> _Page excerpt_
A flexible object store which supports asynchronous usage patterns.
In fact, it forces asynchronous usage patterns by not supplying synchronous ones!
The goal is that it has a lightweight API which is reasonably easy to use, but can be implemented efficiently.
It also supports versioning at the property level, by retaining every value that a property has ever had.
This is partly useful in its own right, but is primarily intended to make the database resilient when synchronise between devices, since individual property values are only ever added to, and never modified.
The datastore contains entities, which have properties and relationships.
For housekeeping purposes, all entities have three guaranteed properties: type
, datestamp
and identifier
.
The entity type
is just a label that indicates what kind of thing the entity is. It's up to you whether it also implies what properties the entity will have - the datastore doesn't enforce any structure on a particular entity type.
The entity identifier
is unique across all entities, regardless of type.
The entity datestamp
indicates the time that it was first added to the store.
In addition to the guaranteed properties, entities also have any number of custom properties.
Each of these is stored in the database as a (key, value, datestamp, type)
tuple.
The key
of a property is just a label ("name", "address", etc).
The value
of a property is a primitive type (int, double, bool, string, date, binary blob), or a reference to another entity.
The datestamp
indicates the time that the property value was set.
The type
of a property is a label that indicates the semantic type of the property. You can think of this as a way of indicating how the raw value
of the property should be interpreted or displayed.
Properties can form relationships between entities.
Relationships are just properties that tie together two entities in some way; the value
is the related entity, and the type
can be used to indicate the kind of relationship.
Property values have a datestamp
.
An entity can have more than one entry for the same property.
When a property is changed, a new entry is added, with the updated value, and a newer datestamp.
Thus the multiple entries for a property are a record of its history, with the newest entry being the current value.
All access operations are asynchronous, and backing-store neutral.
Entities are passed in and returned as opaque reference types which hide the database implementation.
The API is designed for bulk operations; it takes a list of entities/properties to operate on, and returns lists or dictionaries of the combined results.
On input, a reference consists of a resolver to find the entity, and some optional properties used by the operation that is being performed.
An input reference can be unresolved, meaning that they may not refer to a valid entity. It will be resolved as part of executing the operation that was requested.
Results are delivered using callback blocks, which pass back entity references.
On output, a reference will always be resolved. It still has a resolver internally, but it is guaranteed to be an instance of CachedResolver
or NullResolver
.
An output reference contains a dictionary with fetched properties of the entity. The dictionary is not guaranteed to contain all of the entity's properties - only the ones that were requested by the operation performed. Properties are passed in and returned as immutable dictionaries.
References are relatively lightweight structures which can be passed around safely in the client, and are not tied to a particular thread, database context, or even datastore.

> _Provided material_
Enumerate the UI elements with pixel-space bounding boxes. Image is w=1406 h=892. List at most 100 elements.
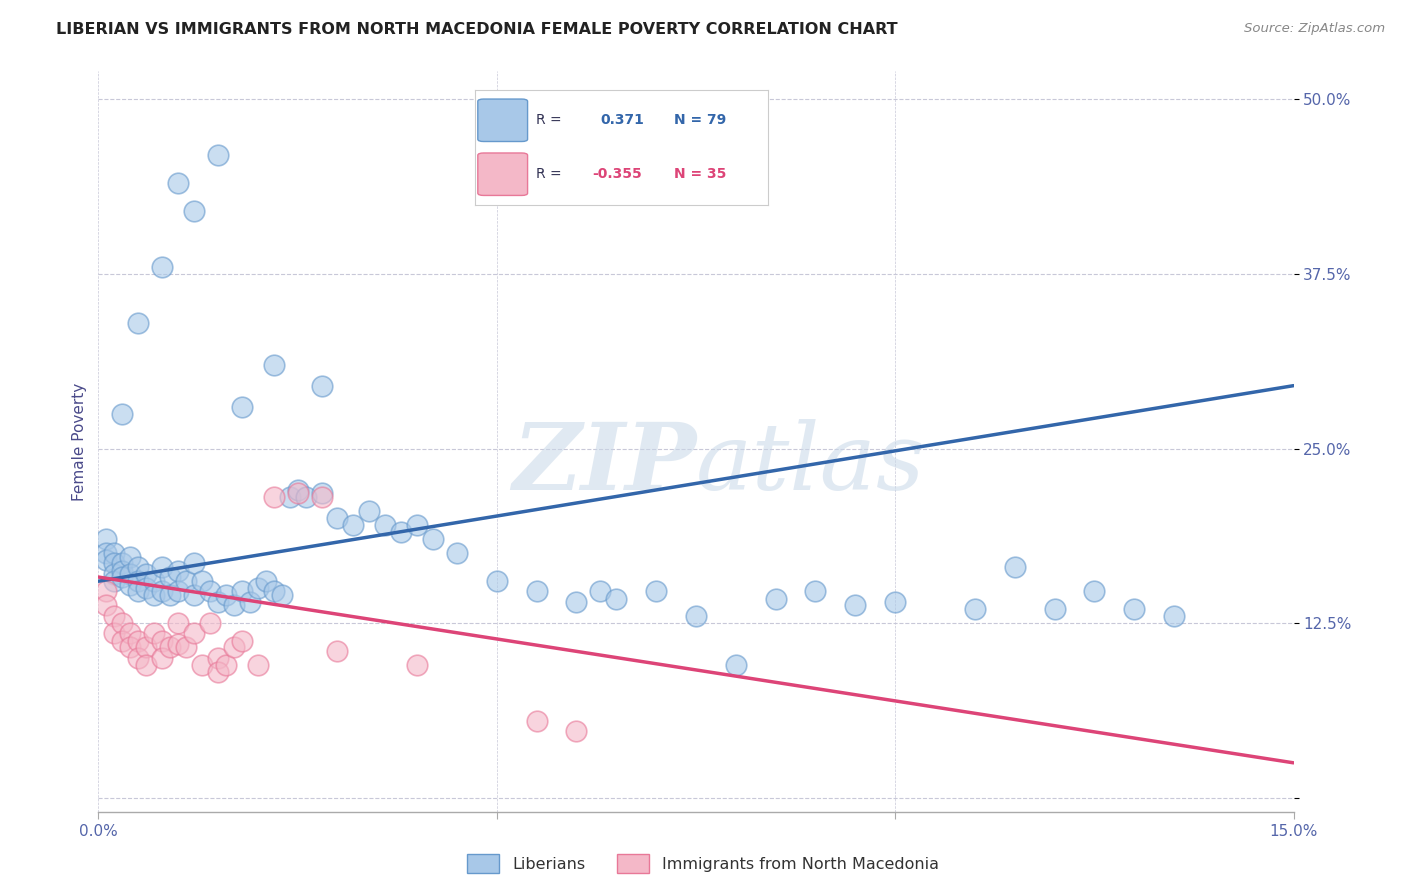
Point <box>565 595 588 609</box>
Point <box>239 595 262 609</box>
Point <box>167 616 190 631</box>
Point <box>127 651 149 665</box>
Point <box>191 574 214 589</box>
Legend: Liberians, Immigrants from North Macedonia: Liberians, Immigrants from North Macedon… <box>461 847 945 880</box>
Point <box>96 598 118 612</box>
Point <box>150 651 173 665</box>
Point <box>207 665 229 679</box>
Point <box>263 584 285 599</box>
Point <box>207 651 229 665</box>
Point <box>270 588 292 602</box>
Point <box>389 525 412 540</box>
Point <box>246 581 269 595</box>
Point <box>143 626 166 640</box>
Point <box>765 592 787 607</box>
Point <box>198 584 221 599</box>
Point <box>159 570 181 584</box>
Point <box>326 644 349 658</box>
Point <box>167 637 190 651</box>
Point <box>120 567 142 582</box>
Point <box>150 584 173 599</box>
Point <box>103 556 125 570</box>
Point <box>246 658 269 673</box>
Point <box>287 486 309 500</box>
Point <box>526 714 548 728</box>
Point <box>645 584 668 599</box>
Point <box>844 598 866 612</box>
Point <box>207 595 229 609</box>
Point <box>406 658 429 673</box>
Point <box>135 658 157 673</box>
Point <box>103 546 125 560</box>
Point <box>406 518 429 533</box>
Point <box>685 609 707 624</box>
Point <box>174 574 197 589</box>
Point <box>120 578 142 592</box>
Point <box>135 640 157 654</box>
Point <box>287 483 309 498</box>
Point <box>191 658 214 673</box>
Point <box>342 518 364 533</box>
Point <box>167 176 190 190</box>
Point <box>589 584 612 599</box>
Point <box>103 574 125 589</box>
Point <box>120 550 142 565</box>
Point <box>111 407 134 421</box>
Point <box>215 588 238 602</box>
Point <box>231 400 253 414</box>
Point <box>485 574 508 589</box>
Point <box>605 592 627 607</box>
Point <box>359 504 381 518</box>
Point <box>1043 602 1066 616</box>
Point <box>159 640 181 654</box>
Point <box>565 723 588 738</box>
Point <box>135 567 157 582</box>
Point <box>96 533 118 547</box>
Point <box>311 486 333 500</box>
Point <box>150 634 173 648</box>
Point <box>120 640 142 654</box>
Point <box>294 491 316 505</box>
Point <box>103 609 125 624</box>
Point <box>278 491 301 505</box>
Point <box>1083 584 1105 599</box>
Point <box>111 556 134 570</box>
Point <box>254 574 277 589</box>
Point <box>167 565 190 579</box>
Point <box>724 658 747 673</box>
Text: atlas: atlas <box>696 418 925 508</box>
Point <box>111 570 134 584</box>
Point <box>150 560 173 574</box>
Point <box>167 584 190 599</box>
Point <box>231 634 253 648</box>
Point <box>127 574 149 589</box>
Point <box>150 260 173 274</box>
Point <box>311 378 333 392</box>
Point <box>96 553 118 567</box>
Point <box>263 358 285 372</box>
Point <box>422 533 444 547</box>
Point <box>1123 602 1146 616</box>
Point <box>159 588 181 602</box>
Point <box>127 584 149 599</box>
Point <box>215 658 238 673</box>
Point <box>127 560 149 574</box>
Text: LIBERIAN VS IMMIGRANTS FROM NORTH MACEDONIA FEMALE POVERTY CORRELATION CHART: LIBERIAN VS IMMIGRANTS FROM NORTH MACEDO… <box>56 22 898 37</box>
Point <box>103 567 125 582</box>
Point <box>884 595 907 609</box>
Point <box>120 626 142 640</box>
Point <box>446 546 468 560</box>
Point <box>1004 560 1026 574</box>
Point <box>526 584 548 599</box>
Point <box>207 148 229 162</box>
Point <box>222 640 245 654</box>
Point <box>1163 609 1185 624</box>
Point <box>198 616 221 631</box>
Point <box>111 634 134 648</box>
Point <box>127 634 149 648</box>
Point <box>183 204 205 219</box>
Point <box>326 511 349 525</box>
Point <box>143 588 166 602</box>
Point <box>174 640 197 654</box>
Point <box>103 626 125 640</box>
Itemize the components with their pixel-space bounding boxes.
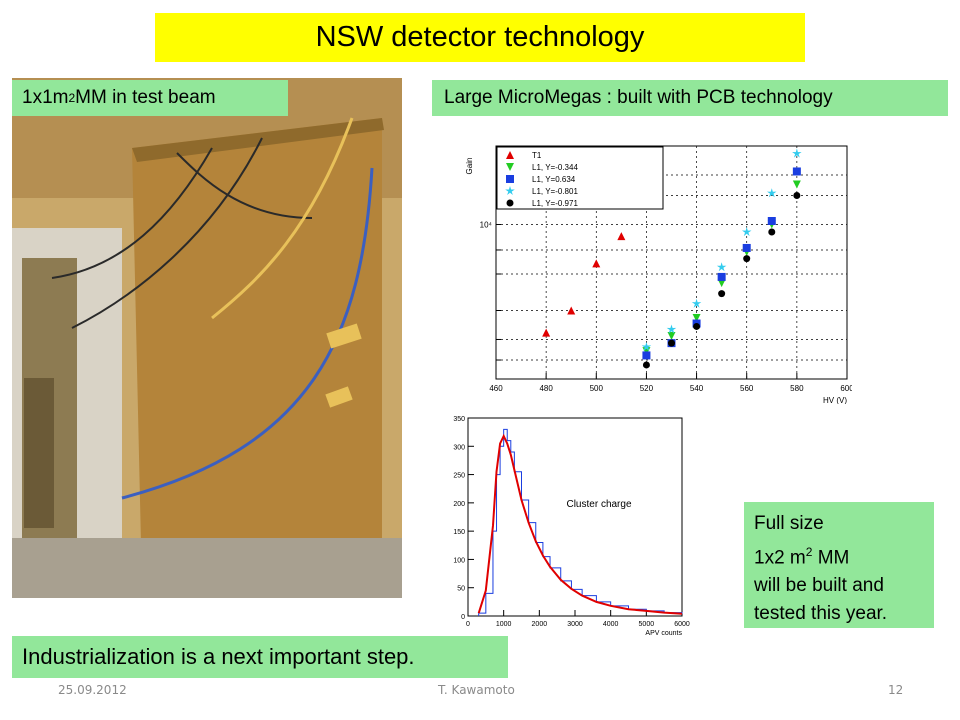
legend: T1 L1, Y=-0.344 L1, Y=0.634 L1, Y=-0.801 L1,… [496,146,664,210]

> _What is needed_
Continue the datastore description above, starting after its last sentence about references being lightweight structures.

> _In response_
References can be created by client code, by specifying an entity identifier
to look for, or a value to match against an entity property (eg name == "test"
).
Internally, an unresolved reference is resolved to an actual EntityRecord
. If you pass in a reference that was the output of a previous operation, it will already be resolved.
Sometimes your client code knows (or expects) that an entity exists, and if resolution fails it's either a programming error or you simply want to do nothing.
Other times you want to specify an entity by name or identifier, and create if it wasn't already there.
Entity references support this pattern by allowing you to provide a type and set of initial properties along with the search keys.
When the entity is resolved, if the reference doesn't match an existing object, a new object is created using supplied type and properties.
You can register custom reference classes that inherit from CustomReference
.
Each of these is associated with a particular entity type.
If you create the in client code and pass them in requesting creation, an entity of the associated type will be created. This saves you having to specify the type explicitly.
When you receive entity results, any entity type which has a corresponding custom reference class registered will be returned as an instance of that class. This allows you to write dynamic code, rather than having to test the type
property of the returned reference.
This facility allows your client code to define classes for the model entities you are storing and Datastore, and to associate business logic and other code with them. Most of the client code should be able to operate in terms of those classes - passing them to datastore and retrieving them from datastore as necessary.
It's worth bearing in mind however that these classes are often just a partial-representation of the entity in the store. The properties that an entity reference has available to it are entirely dependant on what was requested when it was created. This is somewhat analogous to an un-faulted NSManagedObject
, but only somewhat. Unlike core data objects, entity reference do not have a faulting concept, and need to be explicitly re-fetched in order to be updated with additional properties.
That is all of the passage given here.